↓↓↓

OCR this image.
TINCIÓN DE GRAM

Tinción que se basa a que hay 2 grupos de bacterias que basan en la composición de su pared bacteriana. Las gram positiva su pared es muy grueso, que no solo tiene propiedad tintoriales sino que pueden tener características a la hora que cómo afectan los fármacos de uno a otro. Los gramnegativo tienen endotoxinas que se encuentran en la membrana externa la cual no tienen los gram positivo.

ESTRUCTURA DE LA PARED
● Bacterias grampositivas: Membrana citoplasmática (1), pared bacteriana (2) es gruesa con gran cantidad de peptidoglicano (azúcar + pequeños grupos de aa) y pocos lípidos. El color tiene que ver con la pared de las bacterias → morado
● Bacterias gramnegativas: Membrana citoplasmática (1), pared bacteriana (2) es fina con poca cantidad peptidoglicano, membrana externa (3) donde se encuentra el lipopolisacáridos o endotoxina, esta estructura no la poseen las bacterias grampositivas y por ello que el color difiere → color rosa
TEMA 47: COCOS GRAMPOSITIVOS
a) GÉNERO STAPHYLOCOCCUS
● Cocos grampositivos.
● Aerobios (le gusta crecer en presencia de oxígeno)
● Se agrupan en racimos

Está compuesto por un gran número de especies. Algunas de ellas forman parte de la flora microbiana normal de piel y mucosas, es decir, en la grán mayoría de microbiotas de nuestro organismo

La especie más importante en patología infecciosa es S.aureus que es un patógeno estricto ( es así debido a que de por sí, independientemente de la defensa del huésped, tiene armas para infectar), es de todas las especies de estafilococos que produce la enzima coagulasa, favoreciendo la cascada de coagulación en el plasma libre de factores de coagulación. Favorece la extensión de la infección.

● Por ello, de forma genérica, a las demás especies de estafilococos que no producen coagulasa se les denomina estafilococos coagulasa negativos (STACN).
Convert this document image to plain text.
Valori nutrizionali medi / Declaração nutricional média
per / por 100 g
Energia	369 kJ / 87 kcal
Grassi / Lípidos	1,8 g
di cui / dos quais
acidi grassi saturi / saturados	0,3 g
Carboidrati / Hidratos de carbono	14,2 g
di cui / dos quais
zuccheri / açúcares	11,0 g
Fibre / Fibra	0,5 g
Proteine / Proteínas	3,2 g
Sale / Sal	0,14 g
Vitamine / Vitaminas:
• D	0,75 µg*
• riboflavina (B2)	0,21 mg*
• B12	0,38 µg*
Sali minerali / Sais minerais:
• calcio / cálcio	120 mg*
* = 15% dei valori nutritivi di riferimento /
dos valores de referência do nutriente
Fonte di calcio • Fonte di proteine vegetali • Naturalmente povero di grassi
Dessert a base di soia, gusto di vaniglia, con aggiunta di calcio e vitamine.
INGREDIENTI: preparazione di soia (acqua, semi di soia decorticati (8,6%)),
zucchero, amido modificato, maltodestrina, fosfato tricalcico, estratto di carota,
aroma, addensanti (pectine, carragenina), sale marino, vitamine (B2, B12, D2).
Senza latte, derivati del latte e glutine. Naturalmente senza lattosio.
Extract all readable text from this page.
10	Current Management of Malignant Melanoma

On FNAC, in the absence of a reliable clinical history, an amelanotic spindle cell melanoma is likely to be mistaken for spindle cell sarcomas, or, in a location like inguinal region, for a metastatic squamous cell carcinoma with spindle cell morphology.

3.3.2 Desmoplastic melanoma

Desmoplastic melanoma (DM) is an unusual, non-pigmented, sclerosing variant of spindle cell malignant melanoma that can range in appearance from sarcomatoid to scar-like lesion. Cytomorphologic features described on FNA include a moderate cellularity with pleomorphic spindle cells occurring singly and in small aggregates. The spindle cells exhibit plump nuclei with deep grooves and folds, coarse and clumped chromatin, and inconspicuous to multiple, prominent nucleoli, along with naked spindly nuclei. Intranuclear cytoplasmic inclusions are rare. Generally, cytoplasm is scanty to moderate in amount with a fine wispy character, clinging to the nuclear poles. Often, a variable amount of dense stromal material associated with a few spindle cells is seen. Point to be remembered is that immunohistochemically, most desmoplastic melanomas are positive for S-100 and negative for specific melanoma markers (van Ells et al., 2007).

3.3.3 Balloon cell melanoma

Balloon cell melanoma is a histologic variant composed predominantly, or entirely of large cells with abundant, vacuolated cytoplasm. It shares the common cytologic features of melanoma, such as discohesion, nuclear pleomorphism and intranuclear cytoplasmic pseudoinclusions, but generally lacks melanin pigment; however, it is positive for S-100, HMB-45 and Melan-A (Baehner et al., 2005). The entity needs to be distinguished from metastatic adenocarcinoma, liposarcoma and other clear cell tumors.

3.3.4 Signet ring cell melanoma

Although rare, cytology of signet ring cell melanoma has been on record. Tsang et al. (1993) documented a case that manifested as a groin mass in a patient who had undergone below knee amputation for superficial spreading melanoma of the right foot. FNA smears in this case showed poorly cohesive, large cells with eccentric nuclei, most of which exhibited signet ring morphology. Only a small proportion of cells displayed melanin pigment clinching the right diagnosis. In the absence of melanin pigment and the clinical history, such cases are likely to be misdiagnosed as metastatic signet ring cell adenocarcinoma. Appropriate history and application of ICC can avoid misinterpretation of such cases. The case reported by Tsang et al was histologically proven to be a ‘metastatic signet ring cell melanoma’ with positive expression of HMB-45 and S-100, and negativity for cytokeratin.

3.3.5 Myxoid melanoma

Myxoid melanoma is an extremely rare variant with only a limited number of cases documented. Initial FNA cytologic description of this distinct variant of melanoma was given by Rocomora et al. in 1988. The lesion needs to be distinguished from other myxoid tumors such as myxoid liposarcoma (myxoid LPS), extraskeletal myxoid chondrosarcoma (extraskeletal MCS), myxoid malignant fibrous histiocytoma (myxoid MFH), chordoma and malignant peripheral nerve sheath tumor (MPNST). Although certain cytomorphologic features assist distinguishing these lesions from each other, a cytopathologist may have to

↑↑↑

▶ _Work required_: Count the lines of the listing above that contain the word "melanin", and give only the total.

▶ _Result of the task_: 2